***** DATA SUPPLIED *****

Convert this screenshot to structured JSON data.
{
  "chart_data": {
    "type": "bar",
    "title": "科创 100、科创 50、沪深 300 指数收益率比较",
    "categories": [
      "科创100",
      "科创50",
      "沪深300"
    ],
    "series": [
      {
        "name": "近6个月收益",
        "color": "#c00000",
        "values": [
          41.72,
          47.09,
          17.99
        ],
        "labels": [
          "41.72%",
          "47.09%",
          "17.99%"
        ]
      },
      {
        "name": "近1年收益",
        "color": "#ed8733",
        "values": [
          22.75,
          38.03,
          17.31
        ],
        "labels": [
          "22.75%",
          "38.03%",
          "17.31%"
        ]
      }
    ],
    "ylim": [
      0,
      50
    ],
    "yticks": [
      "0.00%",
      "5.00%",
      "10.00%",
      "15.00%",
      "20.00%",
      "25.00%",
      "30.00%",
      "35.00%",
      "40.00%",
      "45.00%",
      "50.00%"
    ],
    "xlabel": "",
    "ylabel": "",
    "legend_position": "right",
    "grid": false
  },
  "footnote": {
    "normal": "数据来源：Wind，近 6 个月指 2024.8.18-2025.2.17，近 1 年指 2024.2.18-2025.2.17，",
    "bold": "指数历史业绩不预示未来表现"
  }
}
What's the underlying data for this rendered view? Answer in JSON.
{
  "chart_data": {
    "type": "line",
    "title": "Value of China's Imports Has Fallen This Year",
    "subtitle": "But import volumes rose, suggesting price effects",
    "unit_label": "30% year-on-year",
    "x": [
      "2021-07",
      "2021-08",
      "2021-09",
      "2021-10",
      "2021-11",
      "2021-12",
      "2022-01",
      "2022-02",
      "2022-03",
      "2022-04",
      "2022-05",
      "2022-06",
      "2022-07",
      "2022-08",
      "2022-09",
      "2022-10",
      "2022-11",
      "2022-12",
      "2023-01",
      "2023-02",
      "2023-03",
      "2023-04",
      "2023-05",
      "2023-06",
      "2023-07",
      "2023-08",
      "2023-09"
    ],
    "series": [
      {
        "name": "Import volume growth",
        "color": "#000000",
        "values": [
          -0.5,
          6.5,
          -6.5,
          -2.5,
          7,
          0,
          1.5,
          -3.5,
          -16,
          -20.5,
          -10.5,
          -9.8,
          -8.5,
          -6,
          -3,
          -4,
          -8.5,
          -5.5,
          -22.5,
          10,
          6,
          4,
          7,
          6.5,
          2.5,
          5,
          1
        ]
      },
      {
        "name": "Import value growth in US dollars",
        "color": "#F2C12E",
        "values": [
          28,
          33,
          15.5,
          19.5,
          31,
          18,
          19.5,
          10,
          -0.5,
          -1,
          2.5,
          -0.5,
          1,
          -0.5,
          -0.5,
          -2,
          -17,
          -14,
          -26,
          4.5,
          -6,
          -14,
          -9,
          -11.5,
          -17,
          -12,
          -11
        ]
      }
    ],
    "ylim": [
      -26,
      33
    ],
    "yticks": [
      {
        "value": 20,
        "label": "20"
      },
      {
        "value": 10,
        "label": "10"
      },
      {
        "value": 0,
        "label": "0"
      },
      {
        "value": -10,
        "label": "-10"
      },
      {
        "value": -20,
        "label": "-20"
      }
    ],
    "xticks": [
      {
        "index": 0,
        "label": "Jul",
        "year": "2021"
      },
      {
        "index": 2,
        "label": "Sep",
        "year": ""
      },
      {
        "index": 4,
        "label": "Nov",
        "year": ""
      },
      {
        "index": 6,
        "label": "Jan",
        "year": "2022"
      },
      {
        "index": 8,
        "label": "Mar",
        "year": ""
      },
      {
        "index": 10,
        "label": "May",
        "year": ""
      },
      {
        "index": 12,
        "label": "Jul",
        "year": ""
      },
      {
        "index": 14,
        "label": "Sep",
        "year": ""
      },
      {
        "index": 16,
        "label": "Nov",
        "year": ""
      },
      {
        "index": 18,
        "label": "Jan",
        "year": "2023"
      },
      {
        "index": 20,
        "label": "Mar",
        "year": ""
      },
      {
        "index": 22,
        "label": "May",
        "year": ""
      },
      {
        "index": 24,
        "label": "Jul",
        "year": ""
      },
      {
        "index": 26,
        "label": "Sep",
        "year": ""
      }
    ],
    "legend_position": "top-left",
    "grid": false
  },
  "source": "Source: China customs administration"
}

*****

* WORK INSTRUCTIONS *
Extract every record and return it verbatim.

* SOLUTION TO THE EXERCISE *
Convert this screenshot to structured JSON data.
{
  "chart_data": {
    "type": "bar",
    "title": "科创 100、科创 50、沪深 300 指数收益率比较",
    "categories": [
      "科创100",
      "科创50",
      "沪深300"
    ],
    "series": [
      {
        "name": "近6个月收益",
        "color": "#c00000",
        "values": [
          41.72,
          47.09,
          17.99
        ],
        "labels": [
          "41.72%",
          "47.09%",
          "17.99%"
        ]
      },
      {
        "name": "近1年收益",
        "color": "#ed8733",
        "values": [
          22.75,
          38.03,
          17.31
        ],
        "labels": [
          "22.75%",
          "38.03%",
          "17.31%"
        ]
      }
    ],
    "ylim": [
      0,
      50
    ],
    "yticks": [
      "0.00%",
      "5.00%",
      "10.00%",
      "15.00%",
      "20.00%",
      "25.00%",
      "30.00%",
      "35.00%",
      "40.00%",
      "45.00%",
      "50.00%"
    ],
    "xlabel": "",
    "ylabel": "",
    "legend_position": "right",
    "grid": false
  },
  "footnote": {
    "normal": "数据来源：Wind，近 6 个月指 2024.8.18-2025.2.17，近 1 年指 2024.2.18-2025.2.17，",
    "bold": "指数历史业绩不预示未来表现"
  }
}
What's the underlying data for this rendered view? Answer in JSON.
{
  "chart_data": {
    "type": "line",
    "title": "Value of China's Imports Has Fallen This Year",
    "subtitle": "But import volumes rose, suggesting price effects",
    "unit_label": "30% year-on-year",
    "x": [
      "2021-07",
      "2021-08",
      "2021-09",
      "2021-10",
      "2021-11",
      "2021-12",
      "2022-01",
      "2022-02",
      "2022-03",
      "2022-04",
      "2022-05",
      "2022-06",
      "2022-07",
      "2022-08",
      "2022-09",
      "2022-10",
      "2022-11",
      "2022-12",
      "2023-01",
      "2023-02",
      "2023-03",
      "2023-04",
      "2023-05",
      "2023-06",
      "2023-07",
      "2023-08",
      "2023-09"
    ],
    "series": [
      {
        "name": "Import volume growth",
        "color": "#000000",
        "values": [
          -0.5,
          6.5,
          -6.5,
          -2.5,
          7,
          0,
          1.5,
          -3.5,
          -16,
          -20.5,
          -10.5,
          -9.8,
          -8.5,
          -6,
          -3,
          -4,
          -8.5,
          -5.5,
          -22.5,
          10,
          6,
          4,
          7,
          6.5,
          2.5,
          5,
          1
        ]
      },
      {
        "name": "Import value growth in US dollars",
        "color": "#F2C12E",
        "values": [
          28,
          33,
          15.5,
          19.5,
          31,
          18,
          19.5,
          10,
          -0.5,
          -1,
          2.5,
          -0.5,
          1,
          -0.5,
          -0.5,
          -2,
          -17,
          -14,
          -26,
          4.5,
          -6,
          -14,
          -9,
          -11.5,
          -17,
          -12,
          -11
        ]
      }
    ],
    "ylim": [
      -26,
      33
    ],
    "yticks": [
      {
        "value": 20,
        "label": "20"
      },
      {
        "value": 10,
        "label": "10"
      },
      {
        "value": 0,
        "label": "0"
      },
      {
        "value": -10,
        "label": "-10"
      },
      {
        "value": -20,
        "label": "-20"
      }
    ],
    "xticks": [
      {
        "index": 0,
        "label": "Jul",
        "year": "2021"
      },
      {
        "index": 2,
        "label": "Sep",
        "year": ""
      },
      {
        "index": 4,
        "label": "Nov",
        "year": ""
      },
      {
        "index": 6,
        "label": "Jan",
        "year": "2022"
      },
      {
        "index": 8,
        "label": "Mar",
        "year": ""
      },
      {
        "index": 10,
        "label": "May",
        "year": ""
      },
      {
        "index": 12,
        "label": "Jul",
        "year": ""
      },
      {
        "index": 14,
        "label": "Sep",
        "year": ""
      },
      {
        "index": 16,
        "label": "Nov",
        "year": ""
      },
      {
        "index": 18,
        "label": "Jan",
        "year": "2023"
      },
      {
        "index": 20,
        "label": "Mar",
        "year": ""
      },
      {
        "index": 22,
        "label": "May",
        "year": ""
      },
      {
        "index": 24,
        "label": "Jul",
        "year": ""
      },
      {
        "index": 26,
        "label": "Sep",
        "year": ""
      }
    ],
    "legend_position": "top-left",
    "grid": false
  },
  "source": "Source: China customs administration"
}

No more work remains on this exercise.